-- Start Provided passage --

Merlin Book 10: Shadows on the Stars
- Shadows on the Stars Cover
- Author: T. A. Barron
- Original title: The Great Tree of Avalon: Shadows on the Stars
- Illustrator: David Elliot
- Cover artist: Larry Rostant and Tony Sahara
- Language: English
- Series: Merlin Saga
- Genre: Fantasy
- Publisher: Penguin Young Readers Group
- Publication date: 6 October 2005
- Publication place: United States
- Media type: Print (Hardback & Paperback)
- Pages: 430 (hardcover edition)
- ISBN: 0-399-23764-X
- OCLC: 58832613
- LC Class: PZ7.B27567 Sha 2005
- Preceded by: Merlin Book 9: The Great Tree of Avalon
- Followed by: Merlin Book 11: The Eternal Flame
- Website: Shadows on the Stars

= Merlin Book 10: Shadows on the Stars =

2005 novel by T. A. Barron

Shadows on the Stars is a fantasy novel by T. A. Barron, published by Penguin Young Readers Group. The book is the tenth novel in the 12-book series known as Merlin Saga. It was originally published as The Great Tree of Avalon: Shadows on the Stars, the second novel in The Great Tree of Avalon trilogy, and is set in a world made up of a great tree and its seven roots inhabited by creatures.

==Plot summary==
In the previous book, Merlin Book 9: The Great Tree of Avalon, the evil sorcerer Kulwych made a pure crystal of élano out of the water from the White Geyser of Crystillia. Élano is the most powerful substance in Avalon and is known for its power to create life. At the beginning of Shadows on the Stars, the wicked spirit Rhita Gawr corrupted this pure crystal of élano and thereby transformed into an anti-matter-like version of itself, called vengélano, which destroys whatever it touches.

-- End Provided passage --

- **Tasks to carry out**
A. Condense the paragraph in the article on Shadows on the Stars that begins "In the previous book" into a short bulleted list, keeping its main facts.
B. Answer these questions using the article on Shadows on the Stars:
(i) Who is listed as the illustrator?
(ii) How many pages does the hardcover edition have?
(iii) What does vengélano do to whatever it touches?
C. Translate this sentence from the article on Shadows on the Stars into Spanish: "Élano is the most powerful substance in Avalon and is known for its power to create life."

-- Start Records provided --

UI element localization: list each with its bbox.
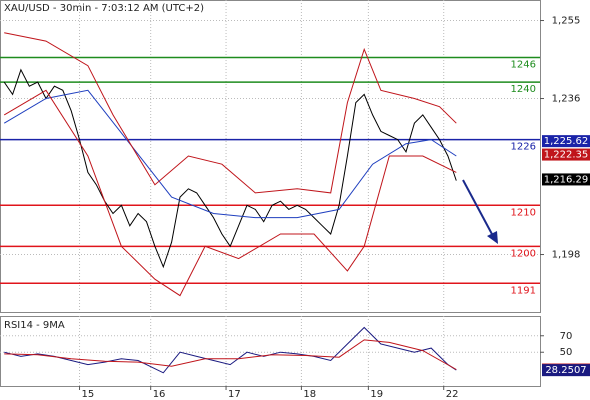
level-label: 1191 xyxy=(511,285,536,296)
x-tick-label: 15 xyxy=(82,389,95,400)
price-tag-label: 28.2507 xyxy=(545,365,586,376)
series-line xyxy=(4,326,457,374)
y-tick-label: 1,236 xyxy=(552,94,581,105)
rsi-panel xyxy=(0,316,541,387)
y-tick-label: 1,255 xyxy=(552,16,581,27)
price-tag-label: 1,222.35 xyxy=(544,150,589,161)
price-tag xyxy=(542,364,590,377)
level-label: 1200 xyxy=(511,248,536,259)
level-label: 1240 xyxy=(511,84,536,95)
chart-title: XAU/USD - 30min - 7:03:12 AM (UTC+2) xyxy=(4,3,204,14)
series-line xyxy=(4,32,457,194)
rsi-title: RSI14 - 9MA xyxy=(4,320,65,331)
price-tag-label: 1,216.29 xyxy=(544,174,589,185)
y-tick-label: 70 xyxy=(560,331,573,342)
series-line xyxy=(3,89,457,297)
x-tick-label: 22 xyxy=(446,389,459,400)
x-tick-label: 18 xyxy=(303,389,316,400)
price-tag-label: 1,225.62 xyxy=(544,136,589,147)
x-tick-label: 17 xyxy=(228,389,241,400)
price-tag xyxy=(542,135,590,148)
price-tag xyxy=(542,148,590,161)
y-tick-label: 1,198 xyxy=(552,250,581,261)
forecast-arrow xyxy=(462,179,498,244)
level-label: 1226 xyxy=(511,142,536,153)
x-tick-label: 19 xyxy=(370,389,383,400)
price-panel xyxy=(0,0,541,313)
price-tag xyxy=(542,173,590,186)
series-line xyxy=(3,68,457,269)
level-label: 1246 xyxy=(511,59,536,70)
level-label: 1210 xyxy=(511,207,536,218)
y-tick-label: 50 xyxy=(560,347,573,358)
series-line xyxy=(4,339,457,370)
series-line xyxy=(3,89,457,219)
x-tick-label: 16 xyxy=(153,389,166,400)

-- End Records provided --

- **Responses to the exercise**
A.
- In Merlin Book 9: The Great Tree of Avalon, the evil sorcerer Kulwych made a pure crystal of élano from the water of the White Geyser of Crystillia.
- Élano is the most powerful substance in Avalon and is known for its power to create life.
- At the start of Shadows on the Stars, the wicked spirit Rhita Gawr corrupted the crystal, turning it into vengélano. Vengélano is an anti-matter-like version of élano that destroys whatever it touches.

B.
(i) David Elliot
(ii) 430
(iii) It destroys it.

C. El élano es la sustancia más poderosa de Avalon y es conocido por su poder de crear vida.